>> start Listed entries
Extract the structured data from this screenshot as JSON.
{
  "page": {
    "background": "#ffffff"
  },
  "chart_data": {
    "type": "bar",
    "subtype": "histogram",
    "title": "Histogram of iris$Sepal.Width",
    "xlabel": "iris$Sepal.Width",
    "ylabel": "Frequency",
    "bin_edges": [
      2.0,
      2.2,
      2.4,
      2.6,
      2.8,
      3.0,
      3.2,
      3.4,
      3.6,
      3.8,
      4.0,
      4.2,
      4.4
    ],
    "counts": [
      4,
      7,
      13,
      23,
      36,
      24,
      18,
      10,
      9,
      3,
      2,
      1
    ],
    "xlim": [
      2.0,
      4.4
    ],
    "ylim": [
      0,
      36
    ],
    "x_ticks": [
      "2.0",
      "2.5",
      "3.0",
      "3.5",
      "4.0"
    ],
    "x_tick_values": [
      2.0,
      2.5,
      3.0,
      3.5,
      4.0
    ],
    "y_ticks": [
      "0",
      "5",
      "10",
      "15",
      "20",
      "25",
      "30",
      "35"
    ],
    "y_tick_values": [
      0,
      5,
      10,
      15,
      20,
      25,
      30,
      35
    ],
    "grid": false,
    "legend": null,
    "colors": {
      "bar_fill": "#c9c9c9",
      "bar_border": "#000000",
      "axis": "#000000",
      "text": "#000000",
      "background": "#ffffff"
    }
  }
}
>> end Listed entries
▸ Written instruction
Write down every line of the data exactly as it appears above.

▸ Solution to the problem
Extract the structured data from this screenshot as JSON.
{
  "page": {
    "background": "#ffffff"
  },
  "chart_data": {
    "type": "bar",
    "subtype": "histogram",
    "title": "Histogram of iris$Sepal.Width",
    "xlabel": "iris$Sepal.Width",
    "ylabel": "Frequency",
    "bin_edges": [
      2.0,
      2.2,
      2.4,
      2.6,
      2.8,
      3.0,
      3.2,
      3.4,
      3.6,
      3.8,
      4.0,
      4.2,
      4.4
    ],
    "counts": [
      4,
      7,
      13,
      23,
      36,
      24,
      18,
      10,
      9,
      3,
      2,
      1
    ],
    "xlim": [
      2.0,
      4.4
    ],
    "ylim": [
      0,
      36
    ],
    "x_ticks": [
      "2.0",
      "2.5",
      "3.0",
      "3.5",
      "4.0"
    ],
    "x_tick_values": [
      2.0,
      2.5,
      3.0,
      3.5,
      4.0
    ],
    "y_ticks": [
      "0",
      "5",
      "10",
      "15",
      "20",
      "25",
      "30",
      "35"
    ],
    "y_tick_values": [
      0,
      5,
      10,
      15,
      20,
      25,
      30,
      35
    ],
    "grid": false,
    "legend": null,
    "colors": {
      "bar_fill": "#c9c9c9",
      "bar_border": "#000000",
      "axis": "#000000",
      "text": "#000000",
      "background": "#ffffff"
    }
  }
}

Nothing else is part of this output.